··· Source data
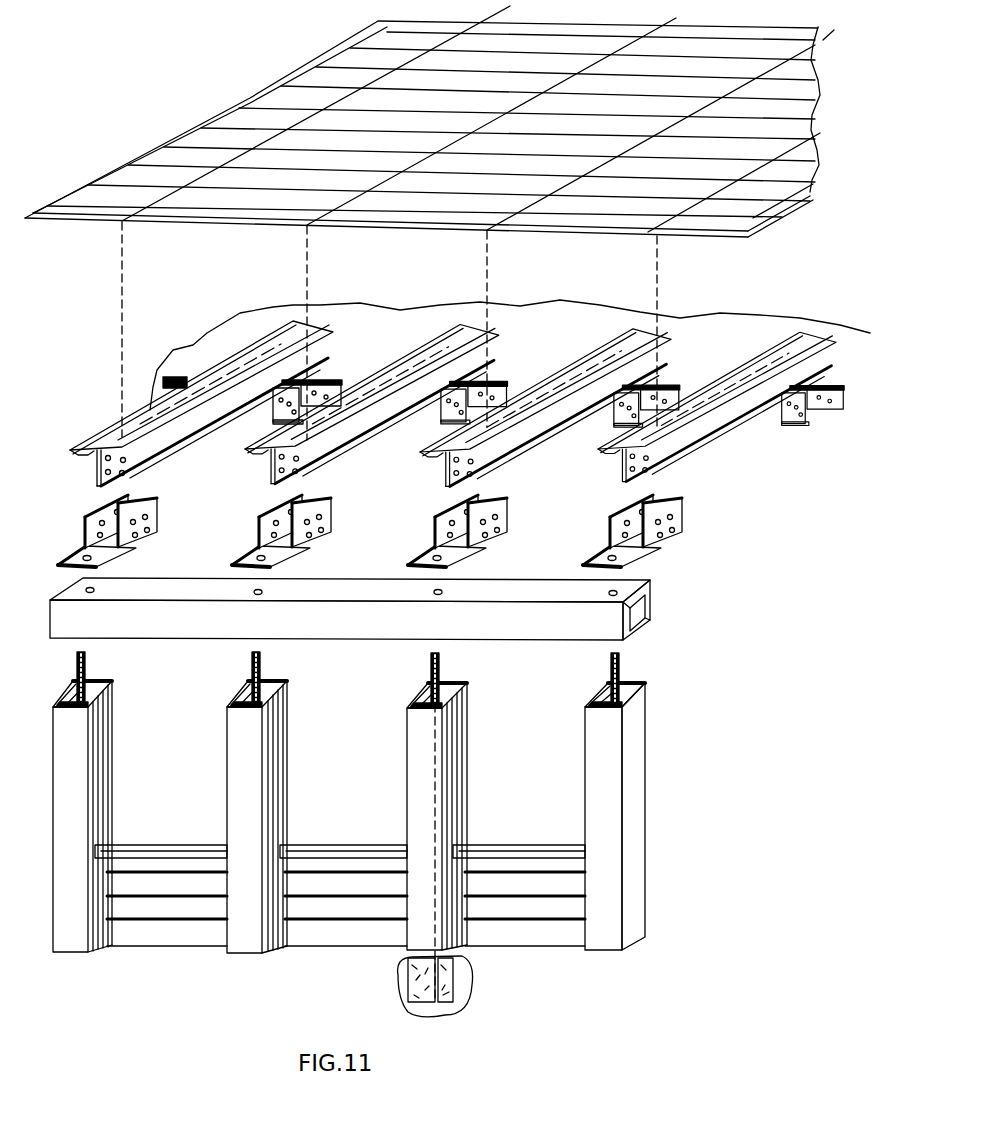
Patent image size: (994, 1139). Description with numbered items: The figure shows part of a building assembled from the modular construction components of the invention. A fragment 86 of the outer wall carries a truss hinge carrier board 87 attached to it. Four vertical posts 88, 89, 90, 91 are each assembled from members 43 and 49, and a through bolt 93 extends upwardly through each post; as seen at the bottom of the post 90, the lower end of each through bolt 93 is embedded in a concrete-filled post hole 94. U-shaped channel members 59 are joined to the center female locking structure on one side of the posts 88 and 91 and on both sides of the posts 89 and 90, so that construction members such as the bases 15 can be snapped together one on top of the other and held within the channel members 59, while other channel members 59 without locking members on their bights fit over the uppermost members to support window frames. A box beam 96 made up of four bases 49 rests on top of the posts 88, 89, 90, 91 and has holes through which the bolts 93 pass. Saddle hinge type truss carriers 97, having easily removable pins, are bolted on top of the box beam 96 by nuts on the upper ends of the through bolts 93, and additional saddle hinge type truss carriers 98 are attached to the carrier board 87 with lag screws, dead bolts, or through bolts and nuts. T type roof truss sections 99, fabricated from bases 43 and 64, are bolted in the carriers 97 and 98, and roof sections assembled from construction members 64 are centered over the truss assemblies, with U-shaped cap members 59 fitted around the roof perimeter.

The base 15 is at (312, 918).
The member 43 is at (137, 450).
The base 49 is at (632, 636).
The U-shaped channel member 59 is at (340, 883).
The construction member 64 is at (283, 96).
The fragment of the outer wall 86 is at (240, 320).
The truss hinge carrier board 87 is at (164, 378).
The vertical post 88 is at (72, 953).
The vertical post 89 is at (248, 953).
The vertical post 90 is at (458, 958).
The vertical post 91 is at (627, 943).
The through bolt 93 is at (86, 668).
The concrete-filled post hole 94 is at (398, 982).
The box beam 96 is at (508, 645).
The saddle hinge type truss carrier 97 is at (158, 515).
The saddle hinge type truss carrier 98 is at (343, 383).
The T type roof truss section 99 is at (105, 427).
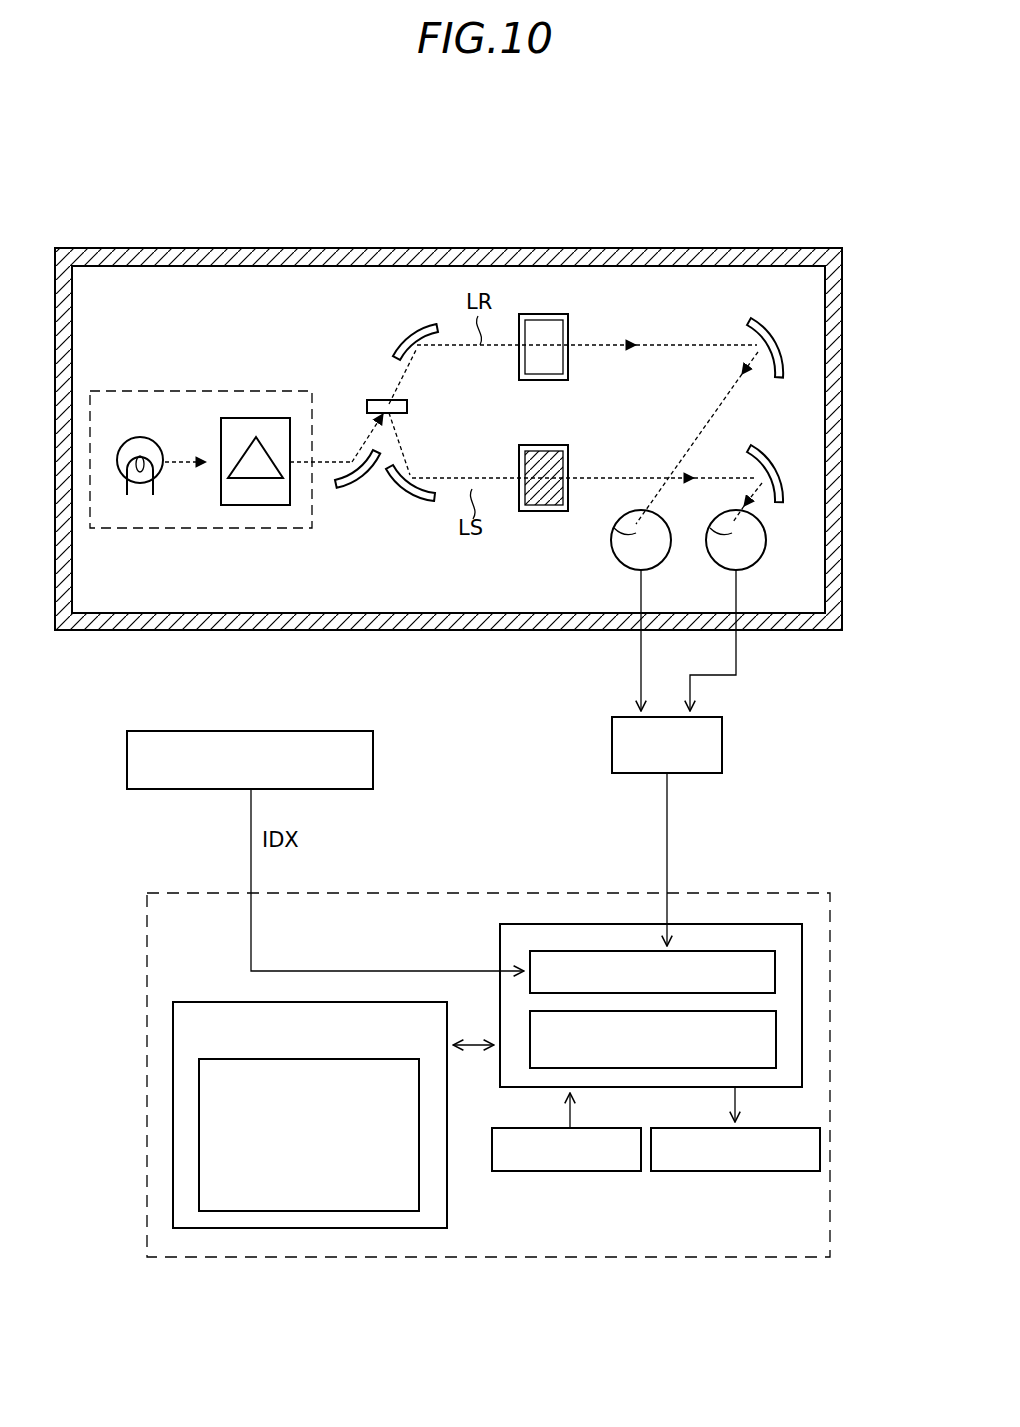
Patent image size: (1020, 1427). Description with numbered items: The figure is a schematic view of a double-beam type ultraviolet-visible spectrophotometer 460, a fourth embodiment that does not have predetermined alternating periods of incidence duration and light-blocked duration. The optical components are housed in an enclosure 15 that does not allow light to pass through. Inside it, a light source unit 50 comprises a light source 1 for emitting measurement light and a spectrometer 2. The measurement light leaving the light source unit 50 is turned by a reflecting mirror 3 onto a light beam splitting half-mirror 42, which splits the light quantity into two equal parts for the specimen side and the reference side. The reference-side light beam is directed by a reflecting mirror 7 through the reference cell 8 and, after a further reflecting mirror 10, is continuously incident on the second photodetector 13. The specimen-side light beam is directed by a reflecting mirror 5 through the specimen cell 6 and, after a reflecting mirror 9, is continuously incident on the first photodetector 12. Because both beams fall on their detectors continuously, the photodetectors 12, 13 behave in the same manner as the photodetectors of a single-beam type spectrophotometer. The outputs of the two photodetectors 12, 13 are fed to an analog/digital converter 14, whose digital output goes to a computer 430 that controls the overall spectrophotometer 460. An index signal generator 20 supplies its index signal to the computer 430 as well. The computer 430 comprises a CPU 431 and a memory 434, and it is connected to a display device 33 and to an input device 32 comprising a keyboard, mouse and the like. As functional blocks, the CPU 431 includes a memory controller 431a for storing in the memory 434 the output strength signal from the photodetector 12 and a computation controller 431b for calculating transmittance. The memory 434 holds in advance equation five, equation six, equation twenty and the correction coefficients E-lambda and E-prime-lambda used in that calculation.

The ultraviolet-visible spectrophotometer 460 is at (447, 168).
······
*What you need to do*
Rewrite the records from the start through the line with "The truss hinge", replacing "roof perimeter" with "roof edge" and leaving everything else unchanged. Omit the pictures from your answer.

*Answer below*
Patent image size: (994, 1139). Description with numbered items: The figure shows part of a building assembled from the modular construction components of the invention. A fragment 86 of the outer wall carries a truss hinge carrier board 87 attached to it. Four vertical posts 88, 89, 90, 91 are each assembled from members 43 and 49, and a through bolt 93 extends upwardly through each post; as seen at the bottom of the post 90, the lower end of each through bolt 93 is embedded in a concrete-filled post hole 94. U-shaped channel members 59 are joined to the center female locking structure on one side of the posts 88 and 91 and on both sides of the posts 89 and 90, so that construction members such as the bases 15 can be snapped together one on top of the other and held within the channel members 59, while other channel members 59 without locking members on their bights fit over the uppermost members to support window frames. A box beam 96 made up of four bases 49 rests on top of the posts 88, 89, 90, 91 and has holes through which the bolts 93 pass. Saddle hinge type truss carriers 97, having easily removable pins, are bolted on top of the box beam 96 by nuts on the upper ends of the through bolts 93, and additional saddle hinge type truss carriers 98 are attached to the carrier board 87 with lag screws, dead bolts, or through bolts and nuts. T type roof truss sections 99, fabricated from bases 43 and 64, are bolted in the carriers 97 and 98, and roof sections assembled from construction members 64 are centered over the truss assemblies, with U-shaped cap members 59 fitted around the roof edge.

The base 15 is at (312, 918).
The member 43 is at (137, 450).
The base 49 is at (632, 636).
The U-shaped channel member 59 is at (340, 883).
The construction member 64 is at (283, 96).
The fragment of the outer wall 86 is at (240, 320).
The truss hinge carrier board 87 is at (164, 378).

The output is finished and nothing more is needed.